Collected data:
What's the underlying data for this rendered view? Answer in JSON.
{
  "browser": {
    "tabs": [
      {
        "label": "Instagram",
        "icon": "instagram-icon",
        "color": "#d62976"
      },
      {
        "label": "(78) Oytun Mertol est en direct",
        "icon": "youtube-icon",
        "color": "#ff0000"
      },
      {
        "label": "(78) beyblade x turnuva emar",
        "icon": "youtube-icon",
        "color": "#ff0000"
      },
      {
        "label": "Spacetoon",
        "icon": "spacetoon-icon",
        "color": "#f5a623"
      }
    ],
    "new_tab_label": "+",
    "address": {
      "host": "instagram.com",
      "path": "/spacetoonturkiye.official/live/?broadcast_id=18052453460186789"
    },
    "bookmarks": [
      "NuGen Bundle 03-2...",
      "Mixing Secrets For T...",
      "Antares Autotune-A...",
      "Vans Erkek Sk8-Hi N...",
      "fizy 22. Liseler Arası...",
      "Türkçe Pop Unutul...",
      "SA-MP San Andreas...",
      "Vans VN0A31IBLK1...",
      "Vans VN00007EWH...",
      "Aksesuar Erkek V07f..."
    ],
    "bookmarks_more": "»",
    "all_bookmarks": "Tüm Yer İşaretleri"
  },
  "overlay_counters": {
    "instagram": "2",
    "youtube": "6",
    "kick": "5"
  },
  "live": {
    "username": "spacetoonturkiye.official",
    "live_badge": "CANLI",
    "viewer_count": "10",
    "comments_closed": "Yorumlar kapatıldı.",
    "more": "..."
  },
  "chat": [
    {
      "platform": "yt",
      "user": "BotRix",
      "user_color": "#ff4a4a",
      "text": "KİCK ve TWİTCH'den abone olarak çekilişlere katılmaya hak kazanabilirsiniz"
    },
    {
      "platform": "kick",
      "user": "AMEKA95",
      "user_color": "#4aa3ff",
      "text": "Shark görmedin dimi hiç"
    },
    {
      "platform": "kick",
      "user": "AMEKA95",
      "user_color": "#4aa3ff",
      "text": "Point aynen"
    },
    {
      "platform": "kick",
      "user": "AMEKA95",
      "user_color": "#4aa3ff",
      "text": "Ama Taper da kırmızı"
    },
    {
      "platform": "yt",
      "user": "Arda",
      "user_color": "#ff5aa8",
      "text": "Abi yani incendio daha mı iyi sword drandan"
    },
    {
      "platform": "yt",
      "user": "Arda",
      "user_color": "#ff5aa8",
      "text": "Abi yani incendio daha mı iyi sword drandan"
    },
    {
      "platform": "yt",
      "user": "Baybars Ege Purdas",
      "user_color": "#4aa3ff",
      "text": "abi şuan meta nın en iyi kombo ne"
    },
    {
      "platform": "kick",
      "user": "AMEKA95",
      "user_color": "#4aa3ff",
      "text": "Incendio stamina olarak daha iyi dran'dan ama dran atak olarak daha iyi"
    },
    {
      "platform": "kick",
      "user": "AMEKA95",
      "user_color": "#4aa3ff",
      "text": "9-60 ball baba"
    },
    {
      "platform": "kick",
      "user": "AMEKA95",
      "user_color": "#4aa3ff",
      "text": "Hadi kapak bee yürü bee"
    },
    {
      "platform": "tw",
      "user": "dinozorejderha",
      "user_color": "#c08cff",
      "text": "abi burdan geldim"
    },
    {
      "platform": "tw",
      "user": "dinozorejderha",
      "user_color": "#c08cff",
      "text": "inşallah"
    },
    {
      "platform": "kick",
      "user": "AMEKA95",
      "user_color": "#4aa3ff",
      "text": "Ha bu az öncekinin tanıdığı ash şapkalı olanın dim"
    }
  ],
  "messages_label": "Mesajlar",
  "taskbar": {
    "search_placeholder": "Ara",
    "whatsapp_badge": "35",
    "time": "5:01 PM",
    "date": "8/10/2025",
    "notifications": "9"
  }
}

**EXERCISE BRIEF:** Output all records verbatim.

**EXERCISE OUTPUT:**
What's the underlying data for this rendered view? Answer in JSON.
{
  "browser": {
    "tabs": [
      {
        "label": "Instagram",
        "icon": "instagram-icon",
        "color": "#d62976"
      },
      {
        "label": "(78) Oytun Mertol est en direct",
        "icon": "youtube-icon",
        "color": "#ff0000"
      },
      {
        "label": "(78) beyblade x turnuva emar",
        "icon": "youtube-icon",
        "color": "#ff0000"
      },
      {
        "label": "Spacetoon",
        "icon": "spacetoon-icon",
        "color": "#f5a623"
      }
    ],
    "new_tab_label": "+",
    "address": {
      "host": "instagram.com",
      "path": "/spacetoonturkiye.official/live/?broadcast_id=18052453460186789"
    },
    "bookmarks": [
      "NuGen Bundle 03-2...",
      "Mixing Secrets For T...",
      "Antares Autotune-A...",
      "Vans Erkek Sk8-Hi N...",
      "fizy 22. Liseler Arası...",
      "Türkçe Pop Unutul...",
      "SA-MP San Andreas...",
      "Vans VN0A31IBLK1...",
      "Vans VN00007EWH...",
      "Aksesuar Erkek V07f..."
    ],
    "bookmarks_more": "»",
    "all_bookmarks": "Tüm Yer İşaretleri"
  },
  "overlay_counters": {
    "instagram": "2",
    "youtube": "6",
    "kick": "5"
  },
  "live": {
    "username": "spacetoonturkiye.official",
    "live_badge": "CANLI",
    "viewer_count": "10",
    "comments_closed": "Yorumlar kapatıldı.",
    "more": "..."
  },
  "chat": [
    {
      "platform": "yt",
      "user": "BotRix",
      "user_color": "#ff4a4a",
      "text": "KİCK ve TWİTCH'den abone olarak çekilişlere katılmaya hak kazanabilirsiniz"
    },
    {
      "platform": "kick",
      "user": "AMEKA95",
      "user_color": "#4aa3ff",
      "text": "Shark görmedin dimi hiç"
    },
    {
      "platform": "kick",
      "user": "AMEKA95",
      "user_color": "#4aa3ff",
      "text": "Point aynen"
    },
    {
      "platform": "kick",
      "user": "AMEKA95",
      "user_color": "#4aa3ff",
      "text": "Ama Taper da kırmızı"
    },
    {
      "platform": "yt",
      "user": "Arda",
      "user_color": "#ff5aa8",
      "text": "Abi yani incendio daha mı iyi sword drandan"
    },
    {
      "platform": "yt",
      "user": "Arda",
      "user_color": "#ff5aa8",
      "text": "Abi yani incendio daha mı iyi sword drandan"
    },
    {
      "platform": "yt",
      "user": "Baybars Ege Purdas",
      "user_color": "#4aa3ff",
      "text": "abi şuan meta nın en iyi kombo ne"
    },
    {
      "platform": "kick",
      "user": "AMEKA95",
      "user_color": "#4aa3ff",
      "text": "Incendio stamina olarak daha iyi dran'dan ama dran atak olarak daha iyi"
    },
    {
      "platform": "kick",
      "user": "AMEKA95",
      "user_color": "#4aa3ff",
      "text": "9-60 ball baba"
    },
    {
      "platform": "kick",
      "user": "AMEKA95",
      "user_color": "#4aa3ff",
      "text": "Hadi kapak bee yürü bee"
    },
    {
      "platform": "tw",
      "user": "dinozorejderha",
      "user_color": "#c08cff",
      "text": "abi burdan geldim"
    },
    {
      "platform": "tw",
      "user": "dinozorejderha",
      "user_color": "#c08cff",
      "text": "inşallah"
    },
    {
      "platform": "kick",
      "user": "AMEKA95",
      "user_color": "#4aa3ff",
      "text": "Ha bu az öncekinin tanıdığı ash şapkalı olanın dim"
    }
  ],
  "messages_label": "Mesajlar",
  "taskbar": {
    "search_placeholder": "Ara",
    "whatsapp_badge": "35",
    "time": "5:01 PM",
    "date": "8/10/2025",
    "notifications": "9"
  }
}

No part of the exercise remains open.